Exercise:
Give the count of lines containing the string "preview", with no other output.

[Extracted data entries]

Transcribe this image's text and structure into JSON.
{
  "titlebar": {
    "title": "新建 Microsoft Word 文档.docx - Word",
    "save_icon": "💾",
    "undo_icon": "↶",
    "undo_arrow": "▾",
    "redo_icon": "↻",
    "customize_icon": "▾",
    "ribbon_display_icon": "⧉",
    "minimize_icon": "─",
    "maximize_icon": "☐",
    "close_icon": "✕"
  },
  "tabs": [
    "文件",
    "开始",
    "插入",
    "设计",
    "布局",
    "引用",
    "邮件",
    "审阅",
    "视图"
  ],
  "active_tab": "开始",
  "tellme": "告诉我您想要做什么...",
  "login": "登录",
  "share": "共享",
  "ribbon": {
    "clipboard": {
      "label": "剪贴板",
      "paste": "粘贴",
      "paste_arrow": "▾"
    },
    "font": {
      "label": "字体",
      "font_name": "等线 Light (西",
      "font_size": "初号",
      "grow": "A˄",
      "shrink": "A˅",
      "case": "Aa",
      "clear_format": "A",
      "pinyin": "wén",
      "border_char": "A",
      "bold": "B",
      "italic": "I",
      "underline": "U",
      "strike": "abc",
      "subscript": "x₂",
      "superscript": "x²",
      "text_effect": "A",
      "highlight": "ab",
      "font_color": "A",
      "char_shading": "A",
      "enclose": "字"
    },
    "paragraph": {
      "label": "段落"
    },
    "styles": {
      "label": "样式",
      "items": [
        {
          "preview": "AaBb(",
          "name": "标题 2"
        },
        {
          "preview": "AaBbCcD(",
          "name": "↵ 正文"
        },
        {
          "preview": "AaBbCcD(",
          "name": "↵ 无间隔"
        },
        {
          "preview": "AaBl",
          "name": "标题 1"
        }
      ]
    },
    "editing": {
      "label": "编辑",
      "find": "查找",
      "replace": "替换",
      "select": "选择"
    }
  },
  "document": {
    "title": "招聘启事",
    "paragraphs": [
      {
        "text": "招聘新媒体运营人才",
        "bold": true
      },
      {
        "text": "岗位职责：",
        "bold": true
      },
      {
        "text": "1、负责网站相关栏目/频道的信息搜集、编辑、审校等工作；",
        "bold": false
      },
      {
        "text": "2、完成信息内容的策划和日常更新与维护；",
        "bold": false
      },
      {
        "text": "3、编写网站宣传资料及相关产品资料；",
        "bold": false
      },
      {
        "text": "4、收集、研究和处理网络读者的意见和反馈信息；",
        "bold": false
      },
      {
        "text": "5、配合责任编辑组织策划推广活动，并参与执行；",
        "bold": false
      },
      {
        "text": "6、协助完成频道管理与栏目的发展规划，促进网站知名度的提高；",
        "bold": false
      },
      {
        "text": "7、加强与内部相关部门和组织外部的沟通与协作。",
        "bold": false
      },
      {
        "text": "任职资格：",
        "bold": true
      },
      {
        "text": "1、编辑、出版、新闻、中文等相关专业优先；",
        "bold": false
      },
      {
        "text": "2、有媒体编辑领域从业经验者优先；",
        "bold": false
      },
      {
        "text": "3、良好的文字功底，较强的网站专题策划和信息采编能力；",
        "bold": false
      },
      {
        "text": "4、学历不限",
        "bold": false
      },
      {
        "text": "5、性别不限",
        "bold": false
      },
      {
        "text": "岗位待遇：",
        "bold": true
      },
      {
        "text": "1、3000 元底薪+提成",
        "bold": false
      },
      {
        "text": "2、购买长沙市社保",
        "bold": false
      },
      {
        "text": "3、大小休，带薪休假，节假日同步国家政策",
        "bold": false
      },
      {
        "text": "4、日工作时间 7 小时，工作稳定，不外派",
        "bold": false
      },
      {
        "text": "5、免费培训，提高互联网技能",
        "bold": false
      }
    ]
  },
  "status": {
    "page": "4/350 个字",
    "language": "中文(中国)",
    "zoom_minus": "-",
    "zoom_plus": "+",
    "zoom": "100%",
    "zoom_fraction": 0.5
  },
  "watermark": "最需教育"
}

Task answer:
4